## [The exercise]
What is needed is an exact repeat of the lines from the line containing "Reverse-engineer this chart into JSON." through the final line of the entries below, and nothing else.

▼▼▼

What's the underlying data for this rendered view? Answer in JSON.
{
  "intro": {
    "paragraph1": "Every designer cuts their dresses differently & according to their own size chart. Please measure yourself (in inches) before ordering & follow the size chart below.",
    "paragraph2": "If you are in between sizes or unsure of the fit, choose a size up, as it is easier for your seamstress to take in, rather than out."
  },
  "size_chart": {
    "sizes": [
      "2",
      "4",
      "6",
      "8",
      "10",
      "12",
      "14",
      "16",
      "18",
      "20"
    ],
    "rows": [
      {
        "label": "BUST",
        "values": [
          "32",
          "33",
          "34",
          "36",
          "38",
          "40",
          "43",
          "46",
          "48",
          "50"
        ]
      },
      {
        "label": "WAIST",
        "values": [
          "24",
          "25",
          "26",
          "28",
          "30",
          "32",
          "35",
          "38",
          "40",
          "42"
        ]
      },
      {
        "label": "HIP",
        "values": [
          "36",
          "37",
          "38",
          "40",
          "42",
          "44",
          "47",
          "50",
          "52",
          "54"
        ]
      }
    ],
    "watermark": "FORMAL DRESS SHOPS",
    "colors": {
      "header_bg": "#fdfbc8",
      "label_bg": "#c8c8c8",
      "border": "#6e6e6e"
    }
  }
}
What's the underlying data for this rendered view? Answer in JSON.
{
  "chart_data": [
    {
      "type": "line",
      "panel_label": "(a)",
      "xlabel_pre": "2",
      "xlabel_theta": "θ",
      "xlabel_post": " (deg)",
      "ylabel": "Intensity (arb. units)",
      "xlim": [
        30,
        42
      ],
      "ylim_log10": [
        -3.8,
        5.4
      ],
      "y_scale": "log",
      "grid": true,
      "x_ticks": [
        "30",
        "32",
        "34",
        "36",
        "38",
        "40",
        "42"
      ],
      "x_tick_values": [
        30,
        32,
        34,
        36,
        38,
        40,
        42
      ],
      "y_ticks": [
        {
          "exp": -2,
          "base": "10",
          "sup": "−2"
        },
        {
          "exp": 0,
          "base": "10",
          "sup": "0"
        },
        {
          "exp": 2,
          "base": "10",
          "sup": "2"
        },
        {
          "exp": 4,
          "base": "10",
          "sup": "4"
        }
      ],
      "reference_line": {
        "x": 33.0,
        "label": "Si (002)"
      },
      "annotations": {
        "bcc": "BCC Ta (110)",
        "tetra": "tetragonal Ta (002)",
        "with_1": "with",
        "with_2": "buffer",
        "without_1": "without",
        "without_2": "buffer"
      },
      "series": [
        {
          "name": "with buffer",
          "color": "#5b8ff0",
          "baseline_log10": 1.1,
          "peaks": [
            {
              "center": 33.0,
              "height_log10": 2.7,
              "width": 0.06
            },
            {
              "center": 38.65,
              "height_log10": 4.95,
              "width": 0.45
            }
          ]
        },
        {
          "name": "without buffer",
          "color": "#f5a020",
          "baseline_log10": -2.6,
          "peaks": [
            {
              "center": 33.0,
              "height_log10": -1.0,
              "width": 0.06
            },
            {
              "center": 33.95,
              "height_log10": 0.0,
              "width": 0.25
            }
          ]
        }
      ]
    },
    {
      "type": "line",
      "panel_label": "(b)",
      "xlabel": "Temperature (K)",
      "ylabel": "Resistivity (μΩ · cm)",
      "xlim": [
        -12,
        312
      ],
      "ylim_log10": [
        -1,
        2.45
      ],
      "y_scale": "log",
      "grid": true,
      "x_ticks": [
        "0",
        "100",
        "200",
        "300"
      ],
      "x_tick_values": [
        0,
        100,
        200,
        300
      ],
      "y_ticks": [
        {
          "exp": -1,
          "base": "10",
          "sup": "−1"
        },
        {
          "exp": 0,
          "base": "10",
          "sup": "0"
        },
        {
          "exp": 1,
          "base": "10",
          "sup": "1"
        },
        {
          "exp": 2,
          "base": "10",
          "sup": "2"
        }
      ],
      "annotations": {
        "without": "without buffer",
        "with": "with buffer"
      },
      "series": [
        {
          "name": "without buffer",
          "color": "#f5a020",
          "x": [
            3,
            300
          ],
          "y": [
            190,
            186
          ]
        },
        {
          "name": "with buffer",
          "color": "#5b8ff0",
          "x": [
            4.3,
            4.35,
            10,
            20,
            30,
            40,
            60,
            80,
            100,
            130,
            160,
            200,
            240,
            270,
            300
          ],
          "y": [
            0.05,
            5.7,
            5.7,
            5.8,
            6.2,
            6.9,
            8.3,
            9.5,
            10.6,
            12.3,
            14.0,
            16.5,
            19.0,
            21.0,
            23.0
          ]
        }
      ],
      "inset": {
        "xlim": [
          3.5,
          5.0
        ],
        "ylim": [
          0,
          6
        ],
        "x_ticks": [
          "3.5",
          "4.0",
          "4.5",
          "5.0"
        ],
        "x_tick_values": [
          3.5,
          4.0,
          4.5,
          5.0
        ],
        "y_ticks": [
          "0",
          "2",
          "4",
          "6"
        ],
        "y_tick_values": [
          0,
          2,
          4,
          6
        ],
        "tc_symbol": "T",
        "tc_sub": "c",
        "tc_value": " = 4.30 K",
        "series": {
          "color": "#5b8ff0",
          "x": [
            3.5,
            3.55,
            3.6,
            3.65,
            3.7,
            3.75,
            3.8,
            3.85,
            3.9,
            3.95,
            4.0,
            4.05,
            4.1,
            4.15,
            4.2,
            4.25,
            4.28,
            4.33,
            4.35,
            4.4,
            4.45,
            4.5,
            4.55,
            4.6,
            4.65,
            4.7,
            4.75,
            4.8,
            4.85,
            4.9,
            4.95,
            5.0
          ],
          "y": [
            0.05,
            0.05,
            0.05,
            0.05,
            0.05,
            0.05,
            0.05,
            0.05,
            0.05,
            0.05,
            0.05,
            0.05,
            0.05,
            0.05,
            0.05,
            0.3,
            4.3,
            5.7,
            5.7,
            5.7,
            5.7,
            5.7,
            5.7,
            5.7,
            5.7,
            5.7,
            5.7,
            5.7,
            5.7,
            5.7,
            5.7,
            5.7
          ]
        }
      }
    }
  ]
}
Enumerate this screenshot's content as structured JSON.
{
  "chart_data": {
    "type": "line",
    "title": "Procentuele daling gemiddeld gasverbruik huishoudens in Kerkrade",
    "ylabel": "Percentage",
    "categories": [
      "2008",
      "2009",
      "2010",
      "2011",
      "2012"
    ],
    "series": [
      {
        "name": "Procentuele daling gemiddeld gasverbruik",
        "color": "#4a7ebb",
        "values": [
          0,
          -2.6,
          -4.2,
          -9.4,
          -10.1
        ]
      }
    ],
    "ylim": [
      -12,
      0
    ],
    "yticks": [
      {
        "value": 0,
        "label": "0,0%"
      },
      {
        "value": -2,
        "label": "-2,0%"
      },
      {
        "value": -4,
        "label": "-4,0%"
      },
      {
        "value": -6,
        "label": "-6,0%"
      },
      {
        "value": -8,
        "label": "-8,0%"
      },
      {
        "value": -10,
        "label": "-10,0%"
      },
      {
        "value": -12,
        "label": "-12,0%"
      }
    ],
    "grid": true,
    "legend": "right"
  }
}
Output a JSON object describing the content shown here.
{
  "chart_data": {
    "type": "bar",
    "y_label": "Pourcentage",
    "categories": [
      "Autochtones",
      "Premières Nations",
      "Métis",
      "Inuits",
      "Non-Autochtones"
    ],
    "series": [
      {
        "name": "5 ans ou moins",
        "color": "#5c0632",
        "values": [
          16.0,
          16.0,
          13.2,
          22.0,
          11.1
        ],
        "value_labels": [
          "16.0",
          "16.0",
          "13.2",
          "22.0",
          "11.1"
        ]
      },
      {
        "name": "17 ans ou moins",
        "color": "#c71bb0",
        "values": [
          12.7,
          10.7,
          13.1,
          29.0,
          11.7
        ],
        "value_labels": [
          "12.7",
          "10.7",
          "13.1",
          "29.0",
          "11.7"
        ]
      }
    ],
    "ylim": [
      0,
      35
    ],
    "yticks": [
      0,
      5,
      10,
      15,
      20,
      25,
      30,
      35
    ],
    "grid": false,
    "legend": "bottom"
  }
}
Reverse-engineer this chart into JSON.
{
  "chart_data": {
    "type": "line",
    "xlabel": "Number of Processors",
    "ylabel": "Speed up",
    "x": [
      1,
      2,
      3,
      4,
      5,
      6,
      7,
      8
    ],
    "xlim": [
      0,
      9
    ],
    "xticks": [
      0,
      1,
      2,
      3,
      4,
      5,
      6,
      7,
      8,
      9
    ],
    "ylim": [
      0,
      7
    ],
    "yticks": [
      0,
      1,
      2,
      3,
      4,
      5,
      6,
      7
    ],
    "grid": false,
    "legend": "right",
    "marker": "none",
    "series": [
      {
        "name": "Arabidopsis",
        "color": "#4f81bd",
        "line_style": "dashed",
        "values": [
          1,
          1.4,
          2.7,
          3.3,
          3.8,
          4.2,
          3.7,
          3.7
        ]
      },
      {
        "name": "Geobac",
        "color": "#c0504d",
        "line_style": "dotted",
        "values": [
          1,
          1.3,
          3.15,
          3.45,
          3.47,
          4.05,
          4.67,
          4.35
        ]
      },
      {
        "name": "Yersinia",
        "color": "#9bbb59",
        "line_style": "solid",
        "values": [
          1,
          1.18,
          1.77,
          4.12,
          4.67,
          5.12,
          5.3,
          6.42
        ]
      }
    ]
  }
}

▲▲▲

## [Complete output]
Reverse-engineer this chart into JSON.
{
  "chart_data": {
    "type": "line",
    "xlabel": "Number of Processors",
    "ylabel": "Speed up",
    "x": [
      1,
      2,
      3,
      4,
      5,
      6,
      7,
      8
    ],
    "xlim": [
      0,
      9
    ],
    "xticks": [
      0,
      1,
      2,
      3,
      4,
      5,
      6,
      7,
      8,
      9
    ],
    "ylim": [
      0,
      7
    ],
    "yticks": [
      0,
      1,
      2,
      3,
      4,
      5,
      6,
      7
    ],
    "grid": false,
    "legend": "right",
    "marker": "none",
    "series": [
      {
        "name": "Arabidopsis",
        "color": "#4f81bd",
        "line_style": "dashed",
        "values": [
          1,
          1.4,
          2.7,
          3.3,
          3.8,
          4.2,
          3.7,
          3.7
        ]
      },
      {
        "name": "Geobac",
        "color": "#c0504d",
        "line_style": "dotted",
        "values": [
          1,
          1.3,
          3.15,
          3.45,
          3.47,
          4.05,
          4.67,
          4.35
        ]
      },
      {
        "name": "Yersinia",
        "color": "#9bbb59",
        "line_style": "solid",
        "values": [
          1,
          1.18,
          1.77,
          4.12,
          4.67,
          5.12,
          5.3,
          6.42
        ]
      }
    ]
  }
}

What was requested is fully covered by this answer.